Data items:

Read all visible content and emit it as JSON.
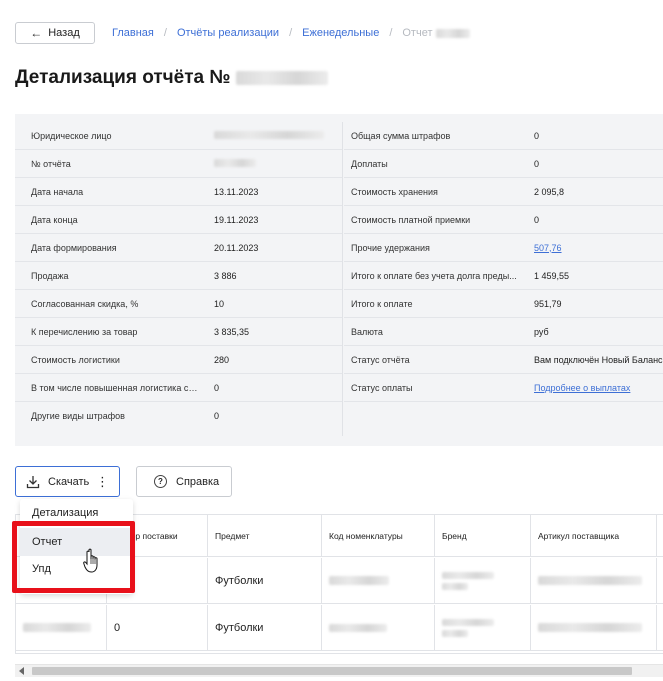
{
  "header": {
    "back_label": "Назад",
    "breadcrumbs": [
      "Главная",
      "Отчёты реализации",
      "Еженедельные"
    ],
    "current_crumb": "Отчет"
  },
  "page_title": "Детализация отчёта №",
  "details": {
    "left": [
      {
        "label": "Юридическое лицо",
        "value": ""
      },
      {
        "label": "№ отчёта",
        "value": ""
      },
      {
        "label": "Дата начала",
        "value": "13.11.2023"
      },
      {
        "label": "Дата конца",
        "value": "19.11.2023"
      },
      {
        "label": "Дата формирования",
        "value": "20.11.2023"
      },
      {
        "label": "Продажа",
        "value": "3 886"
      },
      {
        "label": "Согласованная скидка, %",
        "value": "10"
      },
      {
        "label": "К перечислению за товар",
        "value": "3 835,35"
      },
      {
        "label": "Стоимость логистики",
        "value": "280"
      },
      {
        "label": "В том числе повышенная логистика со...",
        "value": "0"
      },
      {
        "label": "Другие виды штрафов",
        "value": "0"
      }
    ],
    "right": [
      {
        "label": "Общая сумма штрафов",
        "value": "0"
      },
      {
        "label": "Доплаты",
        "value": "0"
      },
      {
        "label": "Стоимость хранения",
        "value": "2 095,8"
      },
      {
        "label": "Стоимость платной приемки",
        "value": "0"
      },
      {
        "label": "Прочие удержания",
        "value": "507,76"
      },
      {
        "label": "Итого к оплате без учета долга преды...",
        "value": "1 459,55"
      },
      {
        "label": "Итого к оплате",
        "value": "951,79"
      },
      {
        "label": "Валюта",
        "value": "руб"
      },
      {
        "label": "Статус отчёта",
        "value": "Вам подключён Новый Баланс"
      },
      {
        "label": "Статус оплаты",
        "value": "Подробнее о выплатах"
      }
    ]
  },
  "actions": {
    "download_label": "Скачать",
    "help_label": "Справка"
  },
  "download_menu": {
    "items": [
      "Детализация",
      "Отчет",
      "Упд"
    ]
  },
  "table": {
    "headers": [
      "",
      "Номер поставки",
      "Предмет",
      "Код номенклатуры",
      "Бренд",
      "Артикул поставщика"
    ],
    "rows": [
      {
        "supply": "",
        "subject": "Футболки"
      },
      {
        "supply": "0",
        "subject": "Футболки"
      }
    ]
  }
}
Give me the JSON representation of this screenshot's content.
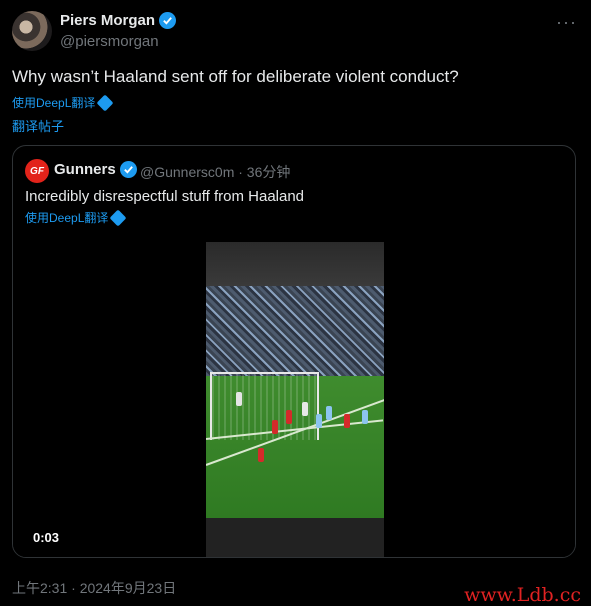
{
  "author": {
    "name": "Piers Morgan",
    "handle": "@piersmorgan"
  },
  "more_label": "···",
  "tweet": {
    "text": "Why wasn’t Haaland sent off for deliberate violent conduct?"
  },
  "translate_deepl": "使用DeepL翻译",
  "translate_post": "翻译帖子",
  "quote": {
    "author_name": "Gunners",
    "meta": "@Gunnersc0m · 36分钟",
    "text": "Incredibly disrespectful stuff from Haaland",
    "translate_deepl": "使用DeepL翻译",
    "avatar_text": "GF",
    "video_time": "0:03"
  },
  "timestamp": "上午2:31 · 2024年9月23日",
  "watermark": "www.Ldb.cc",
  "colors": {
    "accent": "#1d9bf0",
    "muted": "#71767b",
    "text": "#e7e9ea",
    "border": "#2f3336"
  }
}
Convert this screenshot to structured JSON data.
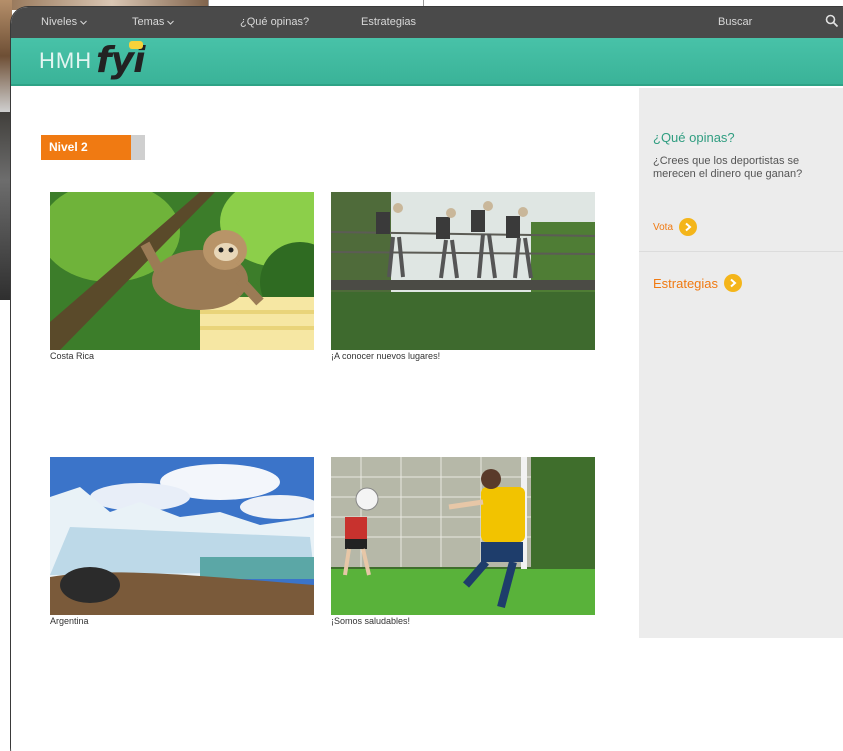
{
  "nav": {
    "items": [
      {
        "label": "Niveles",
        "has_chevron": true
      },
      {
        "label": "Temas",
        "has_chevron": true
      },
      {
        "label": "¿Qué opinas?",
        "has_chevron": false
      },
      {
        "label": "Estrategias",
        "has_chevron": false
      }
    ],
    "search_label": "Buscar"
  },
  "brand": {
    "hmh": "HMH",
    "fyi": "fyi"
  },
  "level": {
    "label": "Nivel 2",
    "progress": 0.87
  },
  "cards": [
    {
      "caption": "Costa Rica",
      "photo": "sloth-on-branch"
    },
    {
      "caption": "¡A conocer nuevos lugares!",
      "photo": "hikers-on-bridge"
    },
    {
      "caption": "Argentina",
      "photo": "glacier"
    },
    {
      "caption": "¡Somos saludables!",
      "photo": "girls-soccer"
    }
  ],
  "sidebar": {
    "opinion_title": "¿Qué opinas?",
    "opinion_question": "¿Crees que los deportistas se merecen el dinero que ganan?",
    "vote_label": "Vota",
    "strategies_label": "Estrategias"
  },
  "colors": {
    "nav_bg": "#4a4a4a",
    "brand_teal": "#3ab398",
    "accent_orange": "#f07a12",
    "arrow_yellow": "#f4b51a",
    "sidebar_bg": "#ececec",
    "sidebar_title_green": "#2f9d80"
  },
  "icons": {
    "search": "search-icon",
    "chevron": "chevron-down-icon",
    "arrow": "arrow-right-circle-icon"
  }
}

▶ YOUR INSTRUCTIONS:
Looking at the data above, show all lines where the word "this" occurs.

▶ FULL SOLUTION:
Give me the JSON representation of this screenshot's content.
Convert this screenshot to structured JSON data.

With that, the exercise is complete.